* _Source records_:

* Begin *

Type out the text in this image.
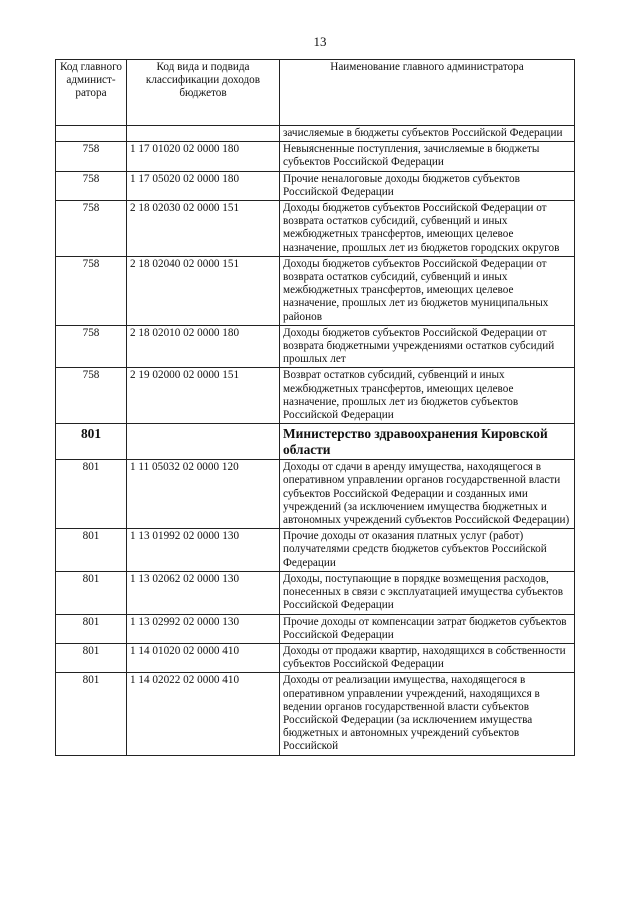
13
Код главного админист-ратора	Код вида и подвида классификации доходов бюджетов	Наименование главного администратора
		зачисляемые в бюджеты субъектов Российской Федерации
758	1 17 01020 02 0000 180	Невыясненные поступления, зачисляемые в бюджеты субъектов Российской Федерации
758	1 17 05020 02 0000 180	Прочие неналоговые доходы бюджетов субъектов Российской Федерации
758	2 18 02030 02 0000 151	Доходы бюджетов субъектов Российской Федерации от возврата остатков субсидий, субвенций и иных межбюджетных трансфертов, имеющих целевое назначение, прошлых лет из бюджетов городских округов
758	2 18 02040 02 0000 151	Доходы бюджетов субъектов Российской Федерации от возврата остатков субсидий, субвенций и иных межбюджетных трансфертов, имеющих целевое назначение, прошлых лет из бюджетов муниципальных районов
758	2 18 02010 02 0000 180	Доходы бюджетов субъектов Российской Федерации от возврата бюджетными учреждениями остатков субсидий прошлых лет
758	2 19 02000 02 0000 151	Возврат остатков субсидий, субвенций и иных межбюджетных трансфертов, имеющих целевое назначение, прошлых лет из бюджетов субъектов Российской Федерации
801		Министерство здравоохранения Кировской области
801	1 11 05032 02 0000 120	Доходы от сдачи в аренду имущества, находящегося в оперативном управлении органов государственной власти субъектов Российской Федерации и созданных ими учреждений (за исключением имущества бюджетных и автономных учреждений субъектов Российской Федерации)
801	1 13 01992 02 0000 130	Прочие доходы от оказания платных услуг (работ) получателями средств бюджетов субъектов Российской Федерации
801	1 13 02062 02 0000 130	Доходы, поступающие в порядке возмещения расходов, понесенных в связи с эксплуатацией имущества субъектов Российской Федерации
801	1 13 02992 02 0000 130	Прочие доходы от компенсации затрат бюджетов субъектов Российской Федерации
801	1 14 01020 02 0000 410	Доходы от продажи квартир, находящихся в собственности субъектов Российской Федерации
801	1 14 02022 02 0000 410	Доходы от реализации имущества, находящегося в оперативном управлении учреждений, находящихся в ведении органов государственной власти субъектов Российской Федерации (за исключением имущества бюджетных и автономных учреждений субъектов Российской
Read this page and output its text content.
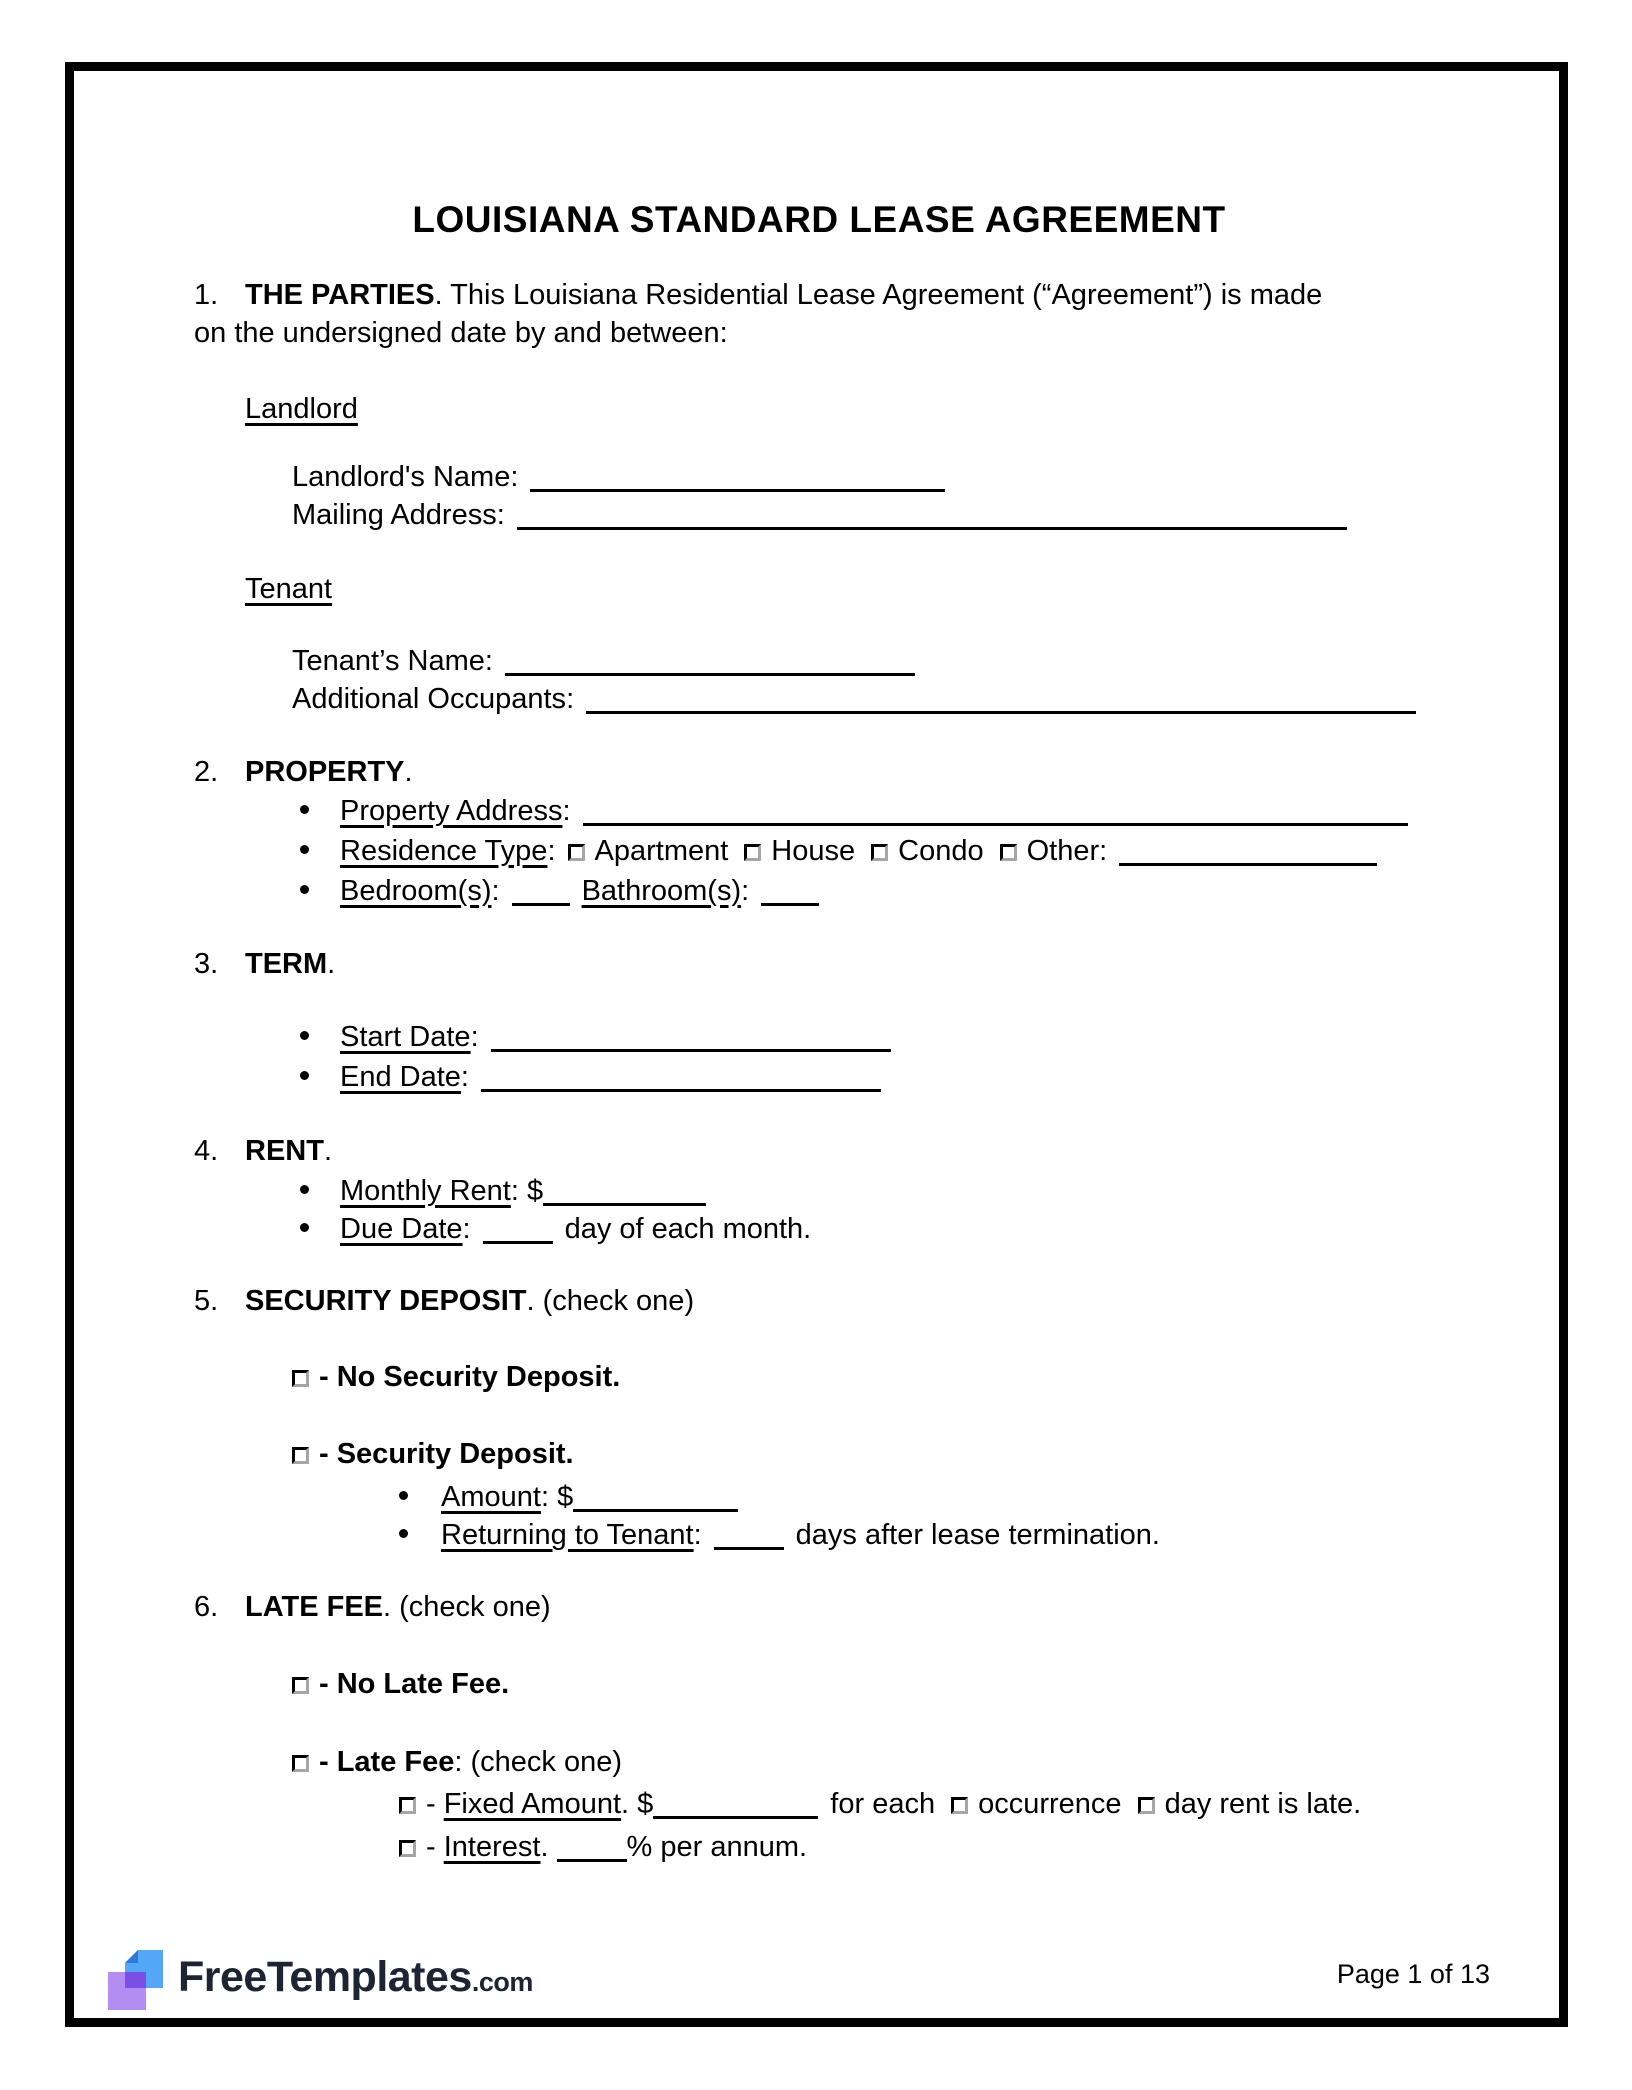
LOUISIANA STANDARD LEASE AGREEMENT
1. THE PARTIES. This Louisiana Residential Lease Agreement (“Agreement”) is made
on the undersigned date by and between:
Landlord
Landlord's Name:
Mailing Address:
Tenant
Tenant’s Name:
Additional Occupants:
2. PROPERTY.
Property Address:
Residence Type: Apartment House Condo Other:
Bedroom(s):	Bathroom(s):
3. TERM.
Start Date:
End Date:
4. RENT.
Monthly Rent: $
Due Date:	day of each month.
5. SECURITY DEPOSIT. (check one)
- No Security Deposit.
- Security Deposit.
Amount: $
Returning to Tenant:	days after lease termination.
6. LATE FEE. (check one)
- No Late Fee.
- Late Fee: (check one)
- Fixed Amount. $	for each occurrence day rent is late.
- Interest.	% per annum.
FreeTemplates.com	Page 1 of 13
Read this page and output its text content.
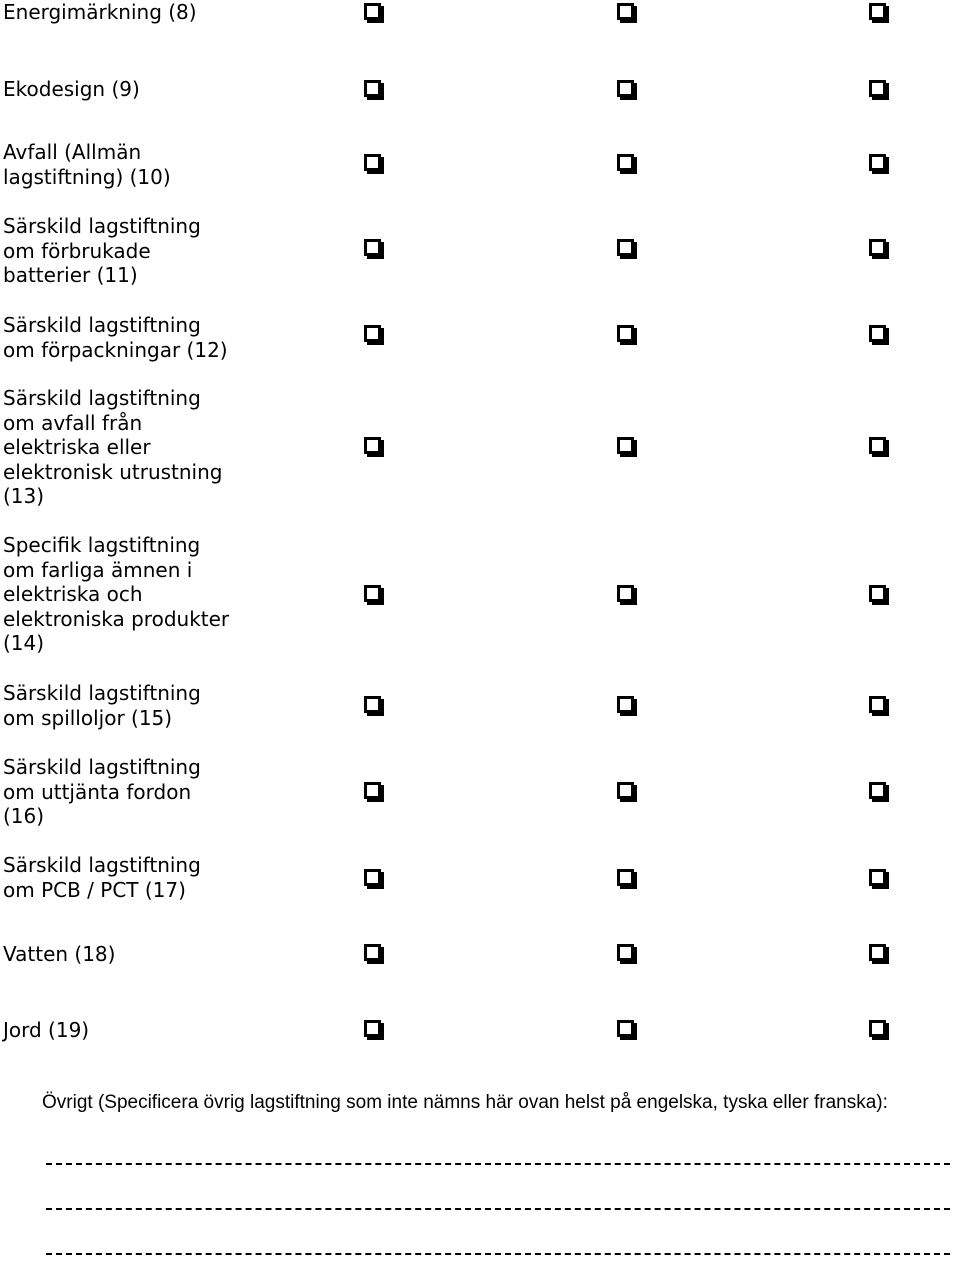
Energimärkning (8)
Ekodesign (9)
Avfall (Allmän
lagstiftning) (10)
Särskild lagstiftning
om förbrukade
batterier (11)
Särskild lagstiftning
om förpackningar (12)
Särskild lagstiftning
om avfall från
elektriska eller
elektronisk utrustning
(13)
Specifik lagstiftning
om farliga ämnen i
elektriska och
elektroniska produkter
(14)
Särskild lagstiftning
om spilloljor (15)
Särskild lagstiftning
om uttjänta fordon
(16)
Särskild lagstiftning
om PCB / PCT (17)
Vatten (18)
Jord (19)
Övrigt (Specificera övrig lagstiftning som inte nämns här ovan helst på engelska, tyska eller franska):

* End *

* _Goal_: Print each record exactly as it stands, leaving the images out.

* _Result_:
Type out the text in this image.
13
Код главного админист-ратора	Код вида и подвида классификации доходов бюджетов	Наименование главного администратора
		зачисляемые в бюджеты субъектов Российской Федерации
758	1 17 01020 02 0000 180	Невыясненные поступления, зачисляемые в бюджеты субъектов Российской Федерации
758	1 17 05020 02 0000 180	Прочие неналоговые доходы бюджетов субъектов Российской Федерации
758	2 18 02030 02 0000 151	Доходы бюджетов субъектов Российской Федерации от возврата остатков субсидий, субвенций и иных межбюджетных трансфертов, имеющих целевое назначение, прошлых лет из бюджетов городских округов
758	2 18 02040 02 0000 151	Доходы бюджетов субъектов Российской Федерации от возврата остатков субсидий, субвенций и иных межбюджетных трансфертов, имеющих целевое назначение, прошлых лет из бюджетов муниципальных районов
758	2 18 02010 02 0000 180	Доходы бюджетов субъектов Российской Федерации от возврата бюджетными учреждениями остатков субсидий прошлых лет
758	2 19 02000 02 0000 151	Возврат остатков субсидий, субвенций и иных межбюджетных трансфертов, имеющих целевое назначение, прошлых лет из бюджетов субъектов Российской Федерации
801		Министерство здравоохранения Кировской области
801	1 11 05032 02 0000 120	Доходы от сдачи в аренду имущества, находящегося в оперативном управлении органов государственной власти субъектов Российской Федерации и созданных ими учреждений (за исключением имущества бюджетных и автономных учреждений субъектов Российской Федерации)
801	1 13 01992 02 0000 130	Прочие доходы от оказания платных услуг (работ) получателями средств бюджетов субъектов Российской Федерации
801	1 13 02062 02 0000 130	Доходы, поступающие в порядке возмещения расходов, понесенных в связи с эксплуатацией имущества субъектов Российской Федерации
801	1 13 02992 02 0000 130	Прочие доходы от компенсации затрат бюджетов субъектов Российской Федерации
801	1 14 01020 02 0000 410	Доходы от продажи квартир, находящихся в собственности субъектов Российской Федерации
801	1 14 02022 02 0000 410	Доходы от реализации имущества, находящегося в оперативном управлении учреждений, находящихся в ведении органов государственной власти субъектов Российской Федерации (за исключением имущества бюджетных и автономных учреждений субъектов Российской
Read this page and output its text content.
LOUISIANA STANDARD LEASE AGREEMENT
1. THE PARTIES. This Louisiana Residential Lease Agreement (“Agreement”) is made
on the undersigned date by and between:
Landlord
Landlord's Name:
Mailing Address:
Tenant
Tenant’s Name:
Additional Occupants:
2. PROPERTY.
Property Address:
Residence Type: Apartment House Condo Other:
Bedroom(s):	Bathroom(s):
3. TERM.
Start Date:
End Date:
4. RENT.
Monthly Rent: $
Due Date:	day of each month.
5. SECURITY DEPOSIT. (check one)
- No Security Deposit.
- Security Deposit.
Amount: $
Returning to Tenant:	days after lease termination.
6. LATE FEE. (check one)
- No Late Fee.
- Late Fee: (check one)
- Fixed Amount. $	for each occurrence day rent is late.
- Interest.	% per annum.
FreeTemplates.com	Page 1 of 13
Read this page and output its text content.
Energimärkning (8)
Ekodesign (9)
Avfall (Allmän
lagstiftning) (10)
Särskild lagstiftning
om förbrukade
batterier (11)
Särskild lagstiftning
om förpackningar (12)
Särskild lagstiftning
om avfall från
elektriska eller
elektronisk utrustning
(13)
Specifik lagstiftning
om farliga ämnen i
elektriska och
elektroniska produkter
(14)
Särskild lagstiftning
om spilloljor (15)
Särskild lagstiftning
om uttjänta fordon
(16)
Särskild lagstiftning
om PCB / PCT (17)
Vatten (18)
Jord (19)
Övrigt (Specificera övrig lagstiftning som inte nämns här ovan helst på engelska, tyska eller franska):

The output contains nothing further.